Information supplied.
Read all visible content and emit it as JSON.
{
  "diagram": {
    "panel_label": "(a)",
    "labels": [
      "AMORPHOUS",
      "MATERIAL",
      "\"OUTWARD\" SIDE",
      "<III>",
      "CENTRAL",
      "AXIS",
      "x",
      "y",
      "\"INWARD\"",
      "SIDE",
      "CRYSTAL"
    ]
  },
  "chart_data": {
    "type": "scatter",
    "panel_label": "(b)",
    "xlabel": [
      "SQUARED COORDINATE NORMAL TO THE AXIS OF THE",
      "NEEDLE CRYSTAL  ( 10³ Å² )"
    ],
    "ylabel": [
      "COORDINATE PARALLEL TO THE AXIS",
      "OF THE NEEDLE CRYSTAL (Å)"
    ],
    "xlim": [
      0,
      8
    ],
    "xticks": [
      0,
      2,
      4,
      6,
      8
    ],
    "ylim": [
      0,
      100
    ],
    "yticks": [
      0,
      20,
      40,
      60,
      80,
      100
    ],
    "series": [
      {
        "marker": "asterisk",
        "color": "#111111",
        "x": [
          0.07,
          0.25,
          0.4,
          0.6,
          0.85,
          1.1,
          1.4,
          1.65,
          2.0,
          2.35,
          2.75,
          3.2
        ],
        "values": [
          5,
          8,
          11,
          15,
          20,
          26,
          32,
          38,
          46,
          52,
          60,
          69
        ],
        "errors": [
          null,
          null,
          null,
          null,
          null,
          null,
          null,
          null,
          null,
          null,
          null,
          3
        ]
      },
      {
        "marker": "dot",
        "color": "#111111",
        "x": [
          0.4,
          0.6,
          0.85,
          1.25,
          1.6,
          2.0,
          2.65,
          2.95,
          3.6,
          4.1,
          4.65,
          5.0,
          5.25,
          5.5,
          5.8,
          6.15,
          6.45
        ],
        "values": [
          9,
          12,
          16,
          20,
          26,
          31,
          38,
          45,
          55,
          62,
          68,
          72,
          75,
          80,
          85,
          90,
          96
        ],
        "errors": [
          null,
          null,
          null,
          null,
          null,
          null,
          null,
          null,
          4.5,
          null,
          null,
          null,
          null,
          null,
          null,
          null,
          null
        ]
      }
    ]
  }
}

Request. Search the records above for "CRYSTAL". Copy each line where it is found.

Full output.
      "CRYSTAL"
      "NEEDLE CRYSTAL  ( 10³ Å² )"
      "OF THE NEEDLE CRYSTAL (Å)"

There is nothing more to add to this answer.